◆ **What the exercise asks**: Copy every line that mentions the word "much".

(Dataset entries)
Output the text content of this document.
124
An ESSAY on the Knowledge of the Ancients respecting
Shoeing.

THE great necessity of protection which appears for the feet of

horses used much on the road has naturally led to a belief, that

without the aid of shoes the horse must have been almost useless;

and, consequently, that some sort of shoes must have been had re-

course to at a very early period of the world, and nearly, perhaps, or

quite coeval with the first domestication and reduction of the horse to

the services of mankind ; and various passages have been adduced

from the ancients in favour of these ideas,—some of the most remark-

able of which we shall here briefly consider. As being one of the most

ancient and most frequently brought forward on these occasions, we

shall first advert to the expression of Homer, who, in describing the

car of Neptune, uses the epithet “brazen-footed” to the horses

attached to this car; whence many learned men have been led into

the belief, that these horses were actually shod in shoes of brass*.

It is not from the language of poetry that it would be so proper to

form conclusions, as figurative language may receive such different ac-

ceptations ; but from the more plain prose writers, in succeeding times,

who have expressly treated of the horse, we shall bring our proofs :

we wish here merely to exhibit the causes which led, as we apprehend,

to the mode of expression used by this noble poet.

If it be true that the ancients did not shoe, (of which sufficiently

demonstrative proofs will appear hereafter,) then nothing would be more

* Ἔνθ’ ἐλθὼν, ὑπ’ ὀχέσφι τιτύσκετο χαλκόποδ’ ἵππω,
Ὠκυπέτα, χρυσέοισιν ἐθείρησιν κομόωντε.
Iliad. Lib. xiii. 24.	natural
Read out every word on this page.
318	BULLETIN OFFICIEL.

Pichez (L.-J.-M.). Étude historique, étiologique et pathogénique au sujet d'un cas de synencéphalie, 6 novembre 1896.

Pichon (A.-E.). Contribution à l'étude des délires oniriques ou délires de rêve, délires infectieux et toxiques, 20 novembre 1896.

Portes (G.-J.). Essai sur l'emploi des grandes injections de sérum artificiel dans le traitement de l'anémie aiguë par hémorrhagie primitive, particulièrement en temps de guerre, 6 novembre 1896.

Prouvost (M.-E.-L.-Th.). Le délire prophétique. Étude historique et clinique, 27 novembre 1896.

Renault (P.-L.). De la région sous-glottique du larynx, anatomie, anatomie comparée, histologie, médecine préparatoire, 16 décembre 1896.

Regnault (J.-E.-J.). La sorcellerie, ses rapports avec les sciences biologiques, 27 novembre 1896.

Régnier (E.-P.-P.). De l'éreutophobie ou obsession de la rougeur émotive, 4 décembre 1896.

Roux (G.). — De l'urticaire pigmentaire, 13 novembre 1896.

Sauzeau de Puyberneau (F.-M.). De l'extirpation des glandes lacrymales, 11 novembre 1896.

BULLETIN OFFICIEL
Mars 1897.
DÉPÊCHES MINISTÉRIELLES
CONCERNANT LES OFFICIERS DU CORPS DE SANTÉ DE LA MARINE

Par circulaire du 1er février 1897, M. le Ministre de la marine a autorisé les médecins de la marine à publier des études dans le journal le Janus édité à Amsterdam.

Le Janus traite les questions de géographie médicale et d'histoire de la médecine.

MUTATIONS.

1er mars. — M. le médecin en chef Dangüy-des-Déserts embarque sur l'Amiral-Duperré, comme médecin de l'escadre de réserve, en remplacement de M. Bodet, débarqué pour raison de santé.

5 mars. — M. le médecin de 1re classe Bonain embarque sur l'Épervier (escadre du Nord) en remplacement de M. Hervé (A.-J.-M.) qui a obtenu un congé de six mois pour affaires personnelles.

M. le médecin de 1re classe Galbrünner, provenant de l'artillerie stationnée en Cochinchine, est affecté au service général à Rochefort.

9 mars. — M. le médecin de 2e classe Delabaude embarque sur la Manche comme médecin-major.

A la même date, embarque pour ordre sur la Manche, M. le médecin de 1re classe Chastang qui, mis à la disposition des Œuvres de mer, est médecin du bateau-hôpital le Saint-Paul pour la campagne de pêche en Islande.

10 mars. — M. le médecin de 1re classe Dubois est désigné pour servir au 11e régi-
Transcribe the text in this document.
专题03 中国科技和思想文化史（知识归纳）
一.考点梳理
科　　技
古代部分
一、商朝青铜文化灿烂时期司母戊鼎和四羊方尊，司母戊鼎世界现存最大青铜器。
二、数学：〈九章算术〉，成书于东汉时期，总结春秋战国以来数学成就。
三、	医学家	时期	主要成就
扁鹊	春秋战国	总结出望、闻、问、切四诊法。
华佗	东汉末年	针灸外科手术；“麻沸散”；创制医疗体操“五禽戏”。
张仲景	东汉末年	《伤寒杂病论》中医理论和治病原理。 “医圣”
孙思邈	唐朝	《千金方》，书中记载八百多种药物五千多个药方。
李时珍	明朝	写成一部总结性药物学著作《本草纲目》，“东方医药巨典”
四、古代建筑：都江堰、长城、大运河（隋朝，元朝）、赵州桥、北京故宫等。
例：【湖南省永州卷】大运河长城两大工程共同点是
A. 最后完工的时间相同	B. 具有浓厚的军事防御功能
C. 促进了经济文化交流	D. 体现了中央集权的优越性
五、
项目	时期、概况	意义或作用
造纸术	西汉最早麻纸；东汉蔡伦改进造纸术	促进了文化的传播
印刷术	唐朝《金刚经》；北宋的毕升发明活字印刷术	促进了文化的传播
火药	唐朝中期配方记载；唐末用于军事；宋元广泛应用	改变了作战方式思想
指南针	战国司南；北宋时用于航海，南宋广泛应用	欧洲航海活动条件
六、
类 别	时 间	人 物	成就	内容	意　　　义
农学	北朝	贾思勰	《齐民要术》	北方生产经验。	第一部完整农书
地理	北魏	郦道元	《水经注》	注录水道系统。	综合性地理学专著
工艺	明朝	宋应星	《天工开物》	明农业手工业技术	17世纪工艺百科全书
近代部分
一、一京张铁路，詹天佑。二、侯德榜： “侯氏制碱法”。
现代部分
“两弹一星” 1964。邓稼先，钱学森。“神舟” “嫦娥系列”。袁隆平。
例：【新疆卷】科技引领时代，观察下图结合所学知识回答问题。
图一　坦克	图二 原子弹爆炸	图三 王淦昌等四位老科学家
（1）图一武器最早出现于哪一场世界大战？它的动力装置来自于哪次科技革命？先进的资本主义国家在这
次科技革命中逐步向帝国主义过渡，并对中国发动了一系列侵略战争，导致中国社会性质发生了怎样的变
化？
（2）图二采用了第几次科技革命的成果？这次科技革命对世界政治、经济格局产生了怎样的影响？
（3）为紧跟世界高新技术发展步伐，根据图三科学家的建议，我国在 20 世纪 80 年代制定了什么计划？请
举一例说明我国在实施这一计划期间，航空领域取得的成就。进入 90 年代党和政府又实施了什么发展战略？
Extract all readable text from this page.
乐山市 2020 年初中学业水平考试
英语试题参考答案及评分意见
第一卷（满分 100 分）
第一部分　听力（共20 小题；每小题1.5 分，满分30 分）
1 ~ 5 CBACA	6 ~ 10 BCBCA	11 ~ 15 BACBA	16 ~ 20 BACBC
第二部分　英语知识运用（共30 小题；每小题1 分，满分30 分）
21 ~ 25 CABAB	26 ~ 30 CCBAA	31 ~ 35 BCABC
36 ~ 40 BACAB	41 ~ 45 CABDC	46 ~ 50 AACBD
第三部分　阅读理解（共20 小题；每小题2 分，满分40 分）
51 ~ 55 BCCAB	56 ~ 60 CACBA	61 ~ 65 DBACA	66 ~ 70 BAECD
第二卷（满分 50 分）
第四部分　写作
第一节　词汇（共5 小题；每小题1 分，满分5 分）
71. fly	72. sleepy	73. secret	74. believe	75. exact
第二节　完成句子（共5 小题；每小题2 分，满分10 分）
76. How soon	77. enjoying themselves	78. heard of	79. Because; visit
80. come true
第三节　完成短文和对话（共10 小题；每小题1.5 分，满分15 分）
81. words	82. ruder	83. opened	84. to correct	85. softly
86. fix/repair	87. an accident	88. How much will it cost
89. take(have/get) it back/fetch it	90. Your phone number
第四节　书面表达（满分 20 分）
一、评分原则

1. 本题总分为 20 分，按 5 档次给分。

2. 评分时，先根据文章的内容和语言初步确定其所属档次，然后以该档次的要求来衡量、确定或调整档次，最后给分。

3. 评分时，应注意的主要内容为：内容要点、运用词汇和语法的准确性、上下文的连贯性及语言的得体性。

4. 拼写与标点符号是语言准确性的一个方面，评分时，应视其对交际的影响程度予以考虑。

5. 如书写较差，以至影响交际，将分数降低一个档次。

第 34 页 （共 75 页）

◆ **The reply**:
horses used much on the road has naturally led to a belief, that
86. fix/repair	87. an accident	88. How much will it cost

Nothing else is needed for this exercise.